## WHAT THIS TASK INVOLVES
Which lines hold the word "litora"? Copy each of them from the material.

■ ■ ■

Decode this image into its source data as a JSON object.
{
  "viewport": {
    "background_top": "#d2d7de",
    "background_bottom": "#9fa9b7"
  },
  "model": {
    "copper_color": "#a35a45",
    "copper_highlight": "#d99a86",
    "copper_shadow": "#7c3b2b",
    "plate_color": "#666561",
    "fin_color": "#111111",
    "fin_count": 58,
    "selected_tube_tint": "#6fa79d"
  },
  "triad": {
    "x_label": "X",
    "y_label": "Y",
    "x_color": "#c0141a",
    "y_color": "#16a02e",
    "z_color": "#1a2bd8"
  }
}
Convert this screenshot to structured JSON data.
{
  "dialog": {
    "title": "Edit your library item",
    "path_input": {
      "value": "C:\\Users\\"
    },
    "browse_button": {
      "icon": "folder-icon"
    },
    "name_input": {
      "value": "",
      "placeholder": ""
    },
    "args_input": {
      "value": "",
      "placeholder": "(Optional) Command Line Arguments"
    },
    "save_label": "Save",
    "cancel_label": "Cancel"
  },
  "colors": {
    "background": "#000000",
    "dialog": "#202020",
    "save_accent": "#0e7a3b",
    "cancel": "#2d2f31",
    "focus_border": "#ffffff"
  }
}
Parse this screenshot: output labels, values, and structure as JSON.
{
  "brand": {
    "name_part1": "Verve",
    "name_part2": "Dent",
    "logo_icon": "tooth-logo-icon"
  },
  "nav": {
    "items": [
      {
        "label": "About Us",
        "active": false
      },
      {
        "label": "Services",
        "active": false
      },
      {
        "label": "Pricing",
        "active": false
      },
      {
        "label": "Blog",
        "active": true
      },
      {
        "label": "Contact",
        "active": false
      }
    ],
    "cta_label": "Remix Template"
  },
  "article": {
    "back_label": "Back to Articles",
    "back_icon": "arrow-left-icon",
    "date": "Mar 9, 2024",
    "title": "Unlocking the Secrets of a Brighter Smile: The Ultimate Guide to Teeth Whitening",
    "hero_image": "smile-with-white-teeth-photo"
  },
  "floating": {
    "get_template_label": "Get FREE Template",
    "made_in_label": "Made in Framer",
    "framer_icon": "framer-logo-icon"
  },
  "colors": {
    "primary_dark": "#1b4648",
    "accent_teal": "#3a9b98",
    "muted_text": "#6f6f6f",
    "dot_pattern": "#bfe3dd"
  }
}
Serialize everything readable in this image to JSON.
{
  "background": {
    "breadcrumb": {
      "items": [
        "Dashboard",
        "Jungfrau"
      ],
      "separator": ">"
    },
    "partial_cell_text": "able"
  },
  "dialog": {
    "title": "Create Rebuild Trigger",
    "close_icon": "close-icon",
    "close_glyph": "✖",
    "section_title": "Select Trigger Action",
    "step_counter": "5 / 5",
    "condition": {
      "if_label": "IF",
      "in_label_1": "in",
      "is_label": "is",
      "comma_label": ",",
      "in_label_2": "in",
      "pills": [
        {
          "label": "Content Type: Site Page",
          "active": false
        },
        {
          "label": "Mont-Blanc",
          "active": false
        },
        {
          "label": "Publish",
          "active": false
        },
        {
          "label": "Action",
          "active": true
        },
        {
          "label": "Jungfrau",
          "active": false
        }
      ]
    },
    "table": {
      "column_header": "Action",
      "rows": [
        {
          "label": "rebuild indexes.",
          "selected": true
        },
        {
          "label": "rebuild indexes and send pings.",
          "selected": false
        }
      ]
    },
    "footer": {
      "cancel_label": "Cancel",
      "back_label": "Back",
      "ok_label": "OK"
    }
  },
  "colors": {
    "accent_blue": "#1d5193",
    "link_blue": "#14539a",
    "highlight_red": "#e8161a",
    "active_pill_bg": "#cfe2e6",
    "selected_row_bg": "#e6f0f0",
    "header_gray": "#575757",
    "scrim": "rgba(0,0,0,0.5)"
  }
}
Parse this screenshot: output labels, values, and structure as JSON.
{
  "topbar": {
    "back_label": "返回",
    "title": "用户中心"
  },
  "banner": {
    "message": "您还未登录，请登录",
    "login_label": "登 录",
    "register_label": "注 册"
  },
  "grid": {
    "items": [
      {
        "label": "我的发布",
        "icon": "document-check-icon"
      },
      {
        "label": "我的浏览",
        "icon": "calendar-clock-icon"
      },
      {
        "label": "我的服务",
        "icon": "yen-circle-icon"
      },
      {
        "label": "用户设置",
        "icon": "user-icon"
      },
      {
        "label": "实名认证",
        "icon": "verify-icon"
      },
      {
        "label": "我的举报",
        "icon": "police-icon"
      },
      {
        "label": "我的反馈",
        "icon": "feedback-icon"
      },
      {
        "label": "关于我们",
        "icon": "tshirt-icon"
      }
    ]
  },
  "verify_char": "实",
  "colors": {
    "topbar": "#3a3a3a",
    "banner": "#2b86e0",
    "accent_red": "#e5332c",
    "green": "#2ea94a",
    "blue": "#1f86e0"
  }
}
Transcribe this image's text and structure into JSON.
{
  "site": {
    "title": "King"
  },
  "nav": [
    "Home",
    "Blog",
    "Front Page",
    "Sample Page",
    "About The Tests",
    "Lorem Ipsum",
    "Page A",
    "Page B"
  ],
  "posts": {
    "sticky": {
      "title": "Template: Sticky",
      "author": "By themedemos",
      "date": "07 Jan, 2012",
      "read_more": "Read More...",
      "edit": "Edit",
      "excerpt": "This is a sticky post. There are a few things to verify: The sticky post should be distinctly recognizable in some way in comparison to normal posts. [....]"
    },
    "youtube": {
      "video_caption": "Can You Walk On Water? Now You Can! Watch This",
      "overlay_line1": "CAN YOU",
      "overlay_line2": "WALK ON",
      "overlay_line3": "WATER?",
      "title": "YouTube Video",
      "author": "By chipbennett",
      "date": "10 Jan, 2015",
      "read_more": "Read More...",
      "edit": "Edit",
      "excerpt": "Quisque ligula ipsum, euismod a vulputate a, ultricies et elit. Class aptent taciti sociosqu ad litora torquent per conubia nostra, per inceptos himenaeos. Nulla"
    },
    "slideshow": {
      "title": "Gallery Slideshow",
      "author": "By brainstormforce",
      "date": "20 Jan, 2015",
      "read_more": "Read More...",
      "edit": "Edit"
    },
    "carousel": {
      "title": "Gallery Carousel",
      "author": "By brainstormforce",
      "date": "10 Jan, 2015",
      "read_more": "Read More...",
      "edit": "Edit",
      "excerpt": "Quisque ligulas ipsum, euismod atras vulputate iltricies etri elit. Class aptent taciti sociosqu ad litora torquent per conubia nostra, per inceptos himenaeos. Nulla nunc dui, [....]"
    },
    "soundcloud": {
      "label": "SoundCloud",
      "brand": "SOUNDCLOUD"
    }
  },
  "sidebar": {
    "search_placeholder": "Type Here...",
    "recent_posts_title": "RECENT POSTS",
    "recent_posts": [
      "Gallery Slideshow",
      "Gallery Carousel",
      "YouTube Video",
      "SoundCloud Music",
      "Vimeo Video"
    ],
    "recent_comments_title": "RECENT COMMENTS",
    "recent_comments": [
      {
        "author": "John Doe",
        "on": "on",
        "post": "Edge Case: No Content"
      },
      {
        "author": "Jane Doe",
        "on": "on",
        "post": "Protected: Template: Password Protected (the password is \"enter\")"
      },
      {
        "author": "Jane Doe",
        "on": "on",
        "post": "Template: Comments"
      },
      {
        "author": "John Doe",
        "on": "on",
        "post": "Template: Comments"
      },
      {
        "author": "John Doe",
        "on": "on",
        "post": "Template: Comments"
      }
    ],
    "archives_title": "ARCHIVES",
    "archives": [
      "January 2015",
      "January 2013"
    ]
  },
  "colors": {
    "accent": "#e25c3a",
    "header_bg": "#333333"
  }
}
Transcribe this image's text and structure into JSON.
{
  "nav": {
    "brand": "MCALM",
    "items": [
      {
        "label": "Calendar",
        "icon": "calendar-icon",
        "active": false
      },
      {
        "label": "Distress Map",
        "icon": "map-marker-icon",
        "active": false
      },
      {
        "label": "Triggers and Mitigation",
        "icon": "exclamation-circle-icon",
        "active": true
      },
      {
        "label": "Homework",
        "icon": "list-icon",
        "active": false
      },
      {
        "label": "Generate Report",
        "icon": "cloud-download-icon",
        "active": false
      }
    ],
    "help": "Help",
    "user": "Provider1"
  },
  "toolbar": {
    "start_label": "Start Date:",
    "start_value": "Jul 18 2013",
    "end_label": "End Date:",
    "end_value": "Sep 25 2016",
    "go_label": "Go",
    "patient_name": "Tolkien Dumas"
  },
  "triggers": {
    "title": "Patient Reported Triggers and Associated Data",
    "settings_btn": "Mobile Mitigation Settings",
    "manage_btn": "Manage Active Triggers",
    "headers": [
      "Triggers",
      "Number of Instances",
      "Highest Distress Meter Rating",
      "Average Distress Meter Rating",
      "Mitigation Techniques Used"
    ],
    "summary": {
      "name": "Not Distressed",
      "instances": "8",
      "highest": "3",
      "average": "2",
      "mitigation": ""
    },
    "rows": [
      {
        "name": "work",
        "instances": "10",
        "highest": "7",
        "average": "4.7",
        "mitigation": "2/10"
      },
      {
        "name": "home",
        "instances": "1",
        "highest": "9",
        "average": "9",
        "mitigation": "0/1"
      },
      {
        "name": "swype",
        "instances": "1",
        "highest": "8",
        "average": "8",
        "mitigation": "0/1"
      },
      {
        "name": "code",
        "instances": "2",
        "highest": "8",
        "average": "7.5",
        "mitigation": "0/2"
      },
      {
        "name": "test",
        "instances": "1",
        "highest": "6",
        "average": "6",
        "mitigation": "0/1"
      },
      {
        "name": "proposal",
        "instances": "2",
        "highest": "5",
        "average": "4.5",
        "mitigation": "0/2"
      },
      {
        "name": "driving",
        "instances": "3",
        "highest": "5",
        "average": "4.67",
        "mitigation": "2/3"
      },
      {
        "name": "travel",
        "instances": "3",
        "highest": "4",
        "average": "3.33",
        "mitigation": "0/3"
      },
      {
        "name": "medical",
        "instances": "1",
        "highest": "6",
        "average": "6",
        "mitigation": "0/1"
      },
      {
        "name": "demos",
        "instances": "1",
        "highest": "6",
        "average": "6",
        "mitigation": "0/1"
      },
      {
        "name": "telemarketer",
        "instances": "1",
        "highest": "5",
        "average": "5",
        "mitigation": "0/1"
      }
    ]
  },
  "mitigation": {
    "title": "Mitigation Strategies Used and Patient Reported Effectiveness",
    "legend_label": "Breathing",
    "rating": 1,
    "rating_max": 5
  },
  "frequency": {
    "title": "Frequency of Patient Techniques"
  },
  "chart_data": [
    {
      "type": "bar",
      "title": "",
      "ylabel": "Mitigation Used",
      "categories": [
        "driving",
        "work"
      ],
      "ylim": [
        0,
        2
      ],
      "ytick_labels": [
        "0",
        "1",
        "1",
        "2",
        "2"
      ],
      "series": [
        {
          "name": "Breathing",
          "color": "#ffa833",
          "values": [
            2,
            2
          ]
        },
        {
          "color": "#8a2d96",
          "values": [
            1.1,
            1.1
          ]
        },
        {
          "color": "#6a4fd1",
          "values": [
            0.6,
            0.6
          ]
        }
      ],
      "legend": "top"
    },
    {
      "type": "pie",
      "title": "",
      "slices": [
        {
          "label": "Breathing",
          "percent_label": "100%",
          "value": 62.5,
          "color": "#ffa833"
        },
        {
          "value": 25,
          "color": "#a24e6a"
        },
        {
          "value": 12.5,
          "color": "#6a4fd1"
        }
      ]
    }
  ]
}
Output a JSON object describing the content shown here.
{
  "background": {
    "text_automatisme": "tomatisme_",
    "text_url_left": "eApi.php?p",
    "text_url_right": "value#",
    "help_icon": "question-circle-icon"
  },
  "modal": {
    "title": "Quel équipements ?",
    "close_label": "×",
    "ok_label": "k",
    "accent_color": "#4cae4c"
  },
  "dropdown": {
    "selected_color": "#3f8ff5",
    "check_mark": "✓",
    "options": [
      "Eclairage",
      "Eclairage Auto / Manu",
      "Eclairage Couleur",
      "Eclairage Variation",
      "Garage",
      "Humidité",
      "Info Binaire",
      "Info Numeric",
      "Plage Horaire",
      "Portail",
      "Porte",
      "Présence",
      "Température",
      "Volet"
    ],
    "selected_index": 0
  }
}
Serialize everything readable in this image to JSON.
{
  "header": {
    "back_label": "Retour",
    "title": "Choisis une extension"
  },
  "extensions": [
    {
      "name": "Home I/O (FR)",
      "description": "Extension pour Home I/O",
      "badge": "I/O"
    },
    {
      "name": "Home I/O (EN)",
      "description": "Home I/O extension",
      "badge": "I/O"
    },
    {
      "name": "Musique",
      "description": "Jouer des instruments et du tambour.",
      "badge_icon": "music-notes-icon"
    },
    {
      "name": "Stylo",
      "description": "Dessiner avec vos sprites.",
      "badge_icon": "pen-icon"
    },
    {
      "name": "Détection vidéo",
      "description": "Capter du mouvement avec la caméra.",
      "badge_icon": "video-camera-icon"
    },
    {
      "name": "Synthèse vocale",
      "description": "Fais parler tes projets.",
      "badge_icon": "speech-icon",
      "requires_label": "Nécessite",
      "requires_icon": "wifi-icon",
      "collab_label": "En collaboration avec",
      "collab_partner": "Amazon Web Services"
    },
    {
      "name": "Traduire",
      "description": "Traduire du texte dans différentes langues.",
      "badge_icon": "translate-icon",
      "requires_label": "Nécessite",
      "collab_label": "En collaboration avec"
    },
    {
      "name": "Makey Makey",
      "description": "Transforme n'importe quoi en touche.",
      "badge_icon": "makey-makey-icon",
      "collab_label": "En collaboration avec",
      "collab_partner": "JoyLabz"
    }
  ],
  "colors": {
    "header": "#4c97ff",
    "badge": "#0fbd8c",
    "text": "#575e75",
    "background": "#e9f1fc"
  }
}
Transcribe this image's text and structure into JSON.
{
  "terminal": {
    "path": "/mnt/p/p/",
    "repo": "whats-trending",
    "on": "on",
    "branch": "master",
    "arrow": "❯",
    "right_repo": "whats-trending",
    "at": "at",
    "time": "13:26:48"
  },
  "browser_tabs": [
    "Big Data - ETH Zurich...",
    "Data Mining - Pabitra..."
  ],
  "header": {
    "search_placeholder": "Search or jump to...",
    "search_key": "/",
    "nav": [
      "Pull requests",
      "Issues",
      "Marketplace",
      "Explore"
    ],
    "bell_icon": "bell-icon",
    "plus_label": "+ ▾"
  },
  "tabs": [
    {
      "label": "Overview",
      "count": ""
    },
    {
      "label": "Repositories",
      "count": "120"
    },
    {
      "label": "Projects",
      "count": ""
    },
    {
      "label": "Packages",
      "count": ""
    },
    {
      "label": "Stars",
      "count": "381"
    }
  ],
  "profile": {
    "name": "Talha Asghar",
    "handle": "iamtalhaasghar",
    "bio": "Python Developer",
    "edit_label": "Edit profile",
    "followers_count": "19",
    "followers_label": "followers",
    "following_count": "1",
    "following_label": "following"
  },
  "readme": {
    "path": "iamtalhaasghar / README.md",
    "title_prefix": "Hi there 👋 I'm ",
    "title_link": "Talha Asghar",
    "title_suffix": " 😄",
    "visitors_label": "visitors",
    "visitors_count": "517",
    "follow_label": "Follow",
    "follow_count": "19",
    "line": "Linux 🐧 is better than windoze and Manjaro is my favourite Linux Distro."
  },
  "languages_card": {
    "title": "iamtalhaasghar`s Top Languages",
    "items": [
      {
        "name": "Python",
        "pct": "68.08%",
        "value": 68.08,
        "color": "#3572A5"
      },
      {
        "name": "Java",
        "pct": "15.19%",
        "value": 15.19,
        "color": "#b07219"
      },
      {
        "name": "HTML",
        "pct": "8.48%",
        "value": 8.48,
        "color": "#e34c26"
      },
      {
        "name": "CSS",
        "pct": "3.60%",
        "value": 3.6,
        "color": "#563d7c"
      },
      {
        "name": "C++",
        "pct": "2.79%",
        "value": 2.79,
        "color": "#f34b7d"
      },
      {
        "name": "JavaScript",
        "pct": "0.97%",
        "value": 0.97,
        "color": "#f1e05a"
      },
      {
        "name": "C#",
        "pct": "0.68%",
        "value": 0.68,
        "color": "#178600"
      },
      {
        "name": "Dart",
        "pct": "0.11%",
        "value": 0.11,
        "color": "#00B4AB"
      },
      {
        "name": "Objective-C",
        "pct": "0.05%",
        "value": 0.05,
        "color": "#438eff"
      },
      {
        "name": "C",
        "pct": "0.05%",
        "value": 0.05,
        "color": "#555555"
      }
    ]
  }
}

■ ■ ■

## WRITTEN ANSWER
      "excerpt": "Quisque ligula ipsum, euismod a vulputate a, ultricies et elit. Class aptent taciti sociosqu ad litora torquent per conubia nostra, per inceptos himenaeos. Nulla"
      "excerpt": "Quisque ligulas ipsum, euismod atras vulputate iltricies etri elit. Class aptent taciti sociosqu ad litora torquent per conubia nostra, per inceptos himenaeos. Nulla nunc dui, [....]"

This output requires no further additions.